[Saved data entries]
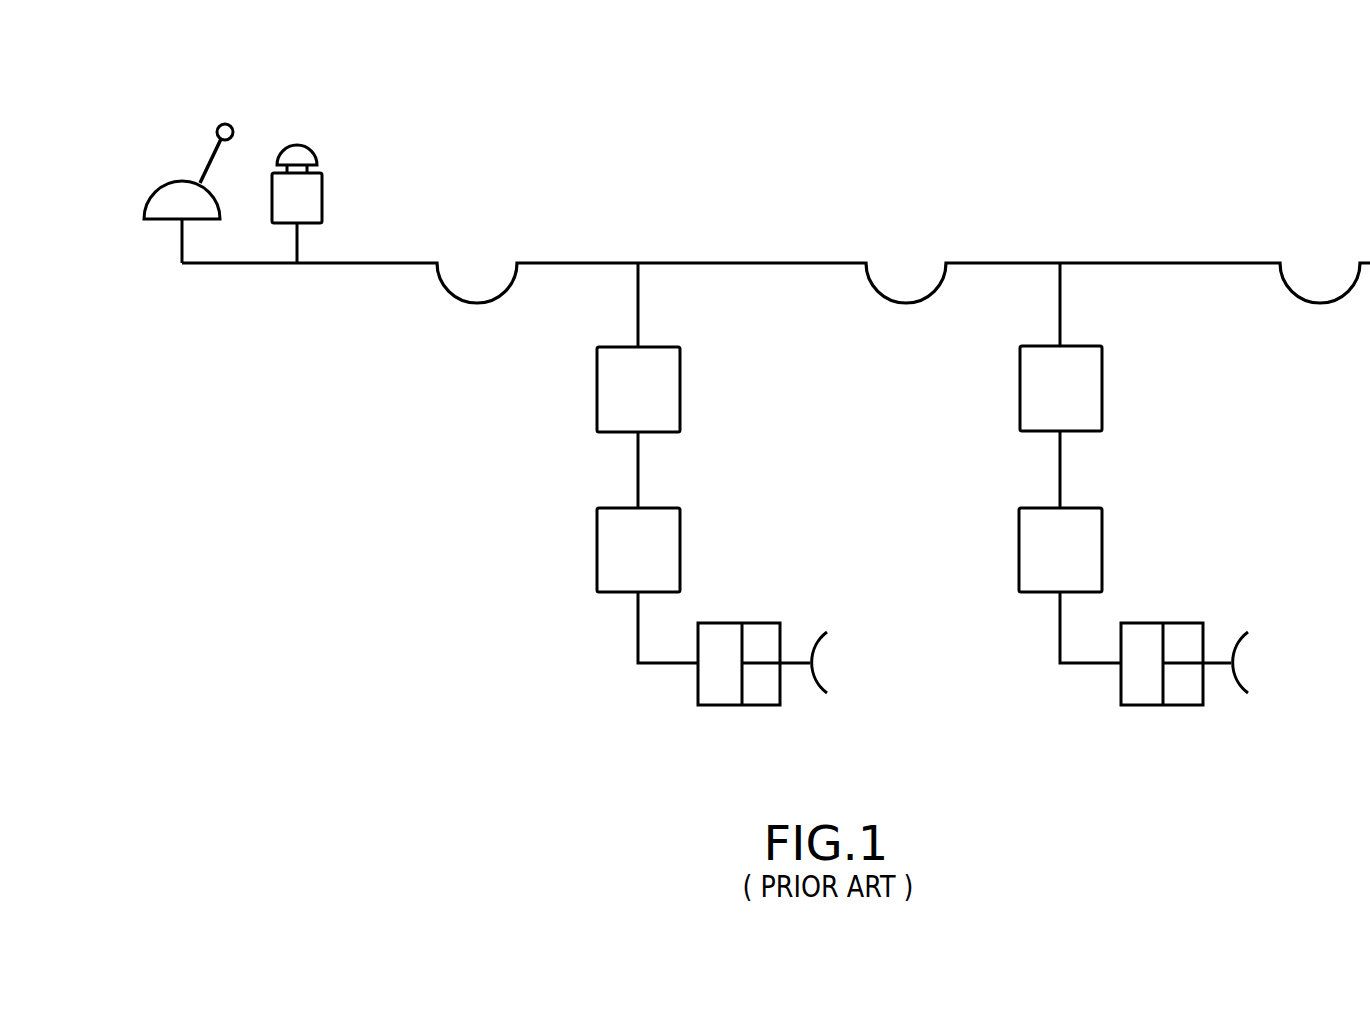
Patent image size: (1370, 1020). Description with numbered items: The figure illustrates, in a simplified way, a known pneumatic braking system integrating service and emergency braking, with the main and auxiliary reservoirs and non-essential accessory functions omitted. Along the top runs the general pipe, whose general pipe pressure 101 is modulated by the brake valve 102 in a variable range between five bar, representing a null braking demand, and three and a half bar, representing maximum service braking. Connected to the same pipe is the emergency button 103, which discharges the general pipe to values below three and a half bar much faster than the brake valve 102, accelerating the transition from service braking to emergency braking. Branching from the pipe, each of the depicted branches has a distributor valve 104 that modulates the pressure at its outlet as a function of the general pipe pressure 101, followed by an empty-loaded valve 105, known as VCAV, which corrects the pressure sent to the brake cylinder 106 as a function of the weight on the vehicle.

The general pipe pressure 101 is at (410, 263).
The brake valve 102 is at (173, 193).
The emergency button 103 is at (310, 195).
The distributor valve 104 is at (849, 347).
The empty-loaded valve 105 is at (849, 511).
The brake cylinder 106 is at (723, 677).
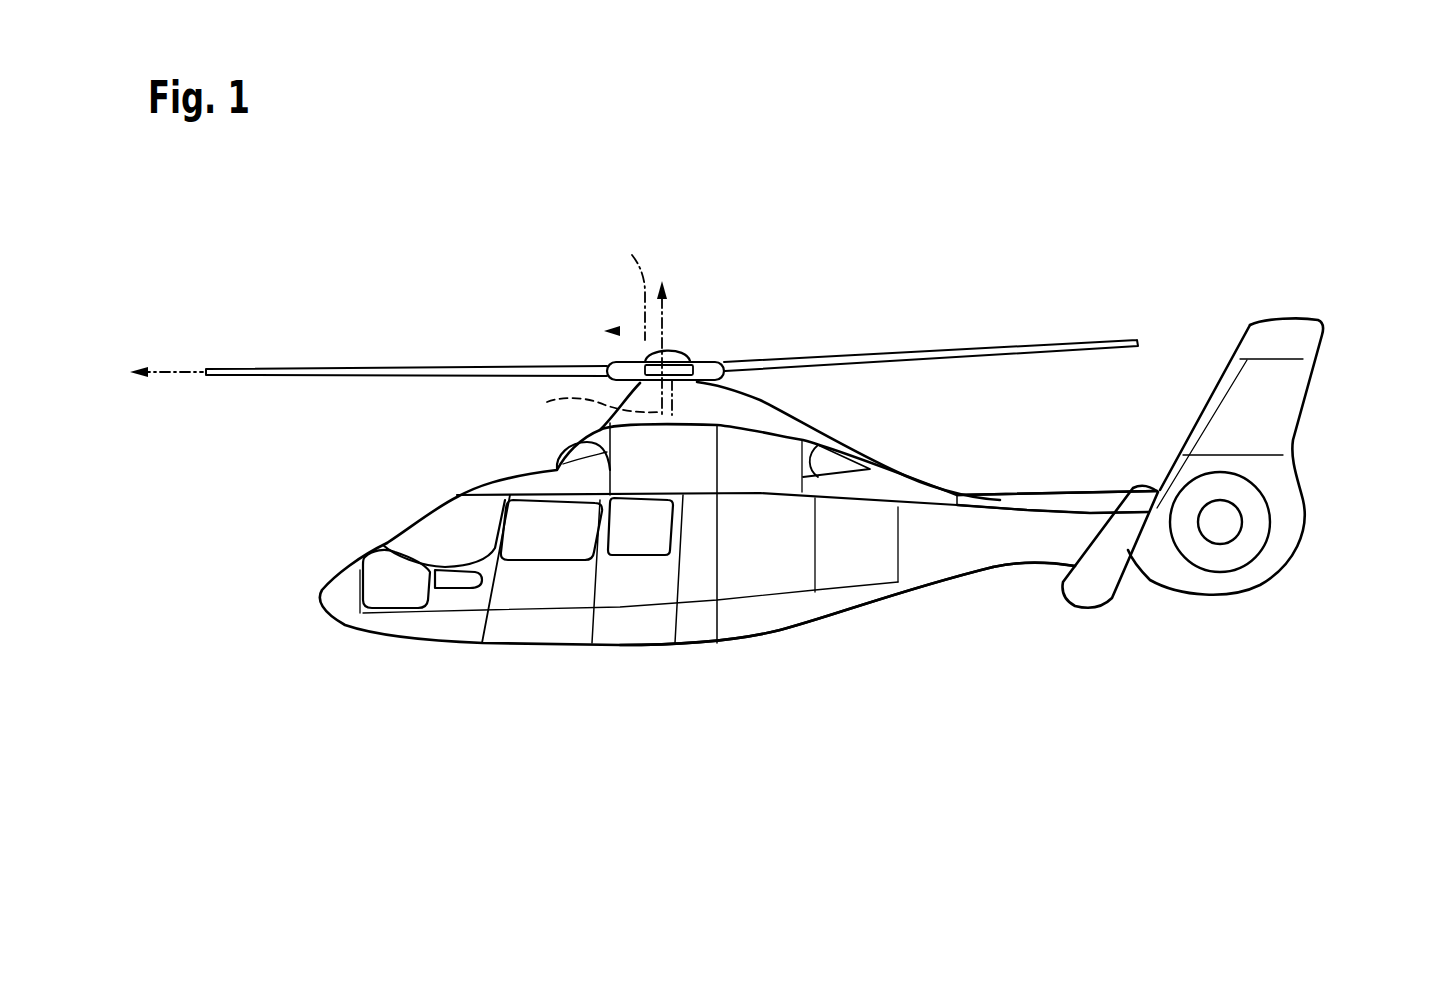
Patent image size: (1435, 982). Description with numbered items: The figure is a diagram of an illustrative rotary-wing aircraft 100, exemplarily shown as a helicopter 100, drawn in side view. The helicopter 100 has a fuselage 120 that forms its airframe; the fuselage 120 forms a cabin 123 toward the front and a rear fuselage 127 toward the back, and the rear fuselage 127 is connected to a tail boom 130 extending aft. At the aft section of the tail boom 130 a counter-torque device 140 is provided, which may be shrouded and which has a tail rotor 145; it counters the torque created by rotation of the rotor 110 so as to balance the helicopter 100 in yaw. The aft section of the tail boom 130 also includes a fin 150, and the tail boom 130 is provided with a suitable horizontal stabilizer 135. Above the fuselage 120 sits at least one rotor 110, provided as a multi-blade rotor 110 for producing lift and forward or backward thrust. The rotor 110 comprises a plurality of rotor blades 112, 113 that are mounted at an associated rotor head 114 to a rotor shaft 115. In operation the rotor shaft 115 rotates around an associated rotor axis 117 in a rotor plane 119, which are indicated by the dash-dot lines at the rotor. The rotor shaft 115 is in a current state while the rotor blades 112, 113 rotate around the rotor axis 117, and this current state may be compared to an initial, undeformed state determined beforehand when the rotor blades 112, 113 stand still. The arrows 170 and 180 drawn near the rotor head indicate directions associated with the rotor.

WHAT TO DO
Retype the items word for word, starting at the very beginning and going on through the line that contains "The brake cylinder 106 is at (723, 677).", including that line. Leave the pictures out of your answer.

TASK SOLUTION
Patent image size: (1370, 1020). Description with numbered items: The figure illustrates, in a simplified way, a known pneumatic braking system integrating service and emergency braking, with the main and auxiliary reservoirs and non-essential accessory functions omitted. Along the top runs the general pipe, whose general pipe pressure 101 is modulated by the brake valve 102 in a variable range between five bar, representing a null braking demand, and three and a half bar, representing maximum service braking. Connected to the same pipe is the emergency button 103, which discharges the general pipe to values below three and a half bar much faster than the brake valve 102, accelerating the transition from service braking to emergency braking. Branching from the pipe, each of the depicted branches has a distributor valve 104 that modulates the pressure at its outlet as a function of the general pipe pressure 101, followed by an empty-loaded valve 105, known as VCAV, which corrects the pressure sent to the brake cylinder 106 as a function of the weight on the vehicle.

The general pipe pressure 101 is at (410, 263).
The brake valve 102 is at (173, 193).
The emergency button 103 is at (310, 195).
The distributor valve 104 is at (849, 347).
The empty-loaded valve 105 is at (849, 511).
The brake cylinder 106 is at (723, 677).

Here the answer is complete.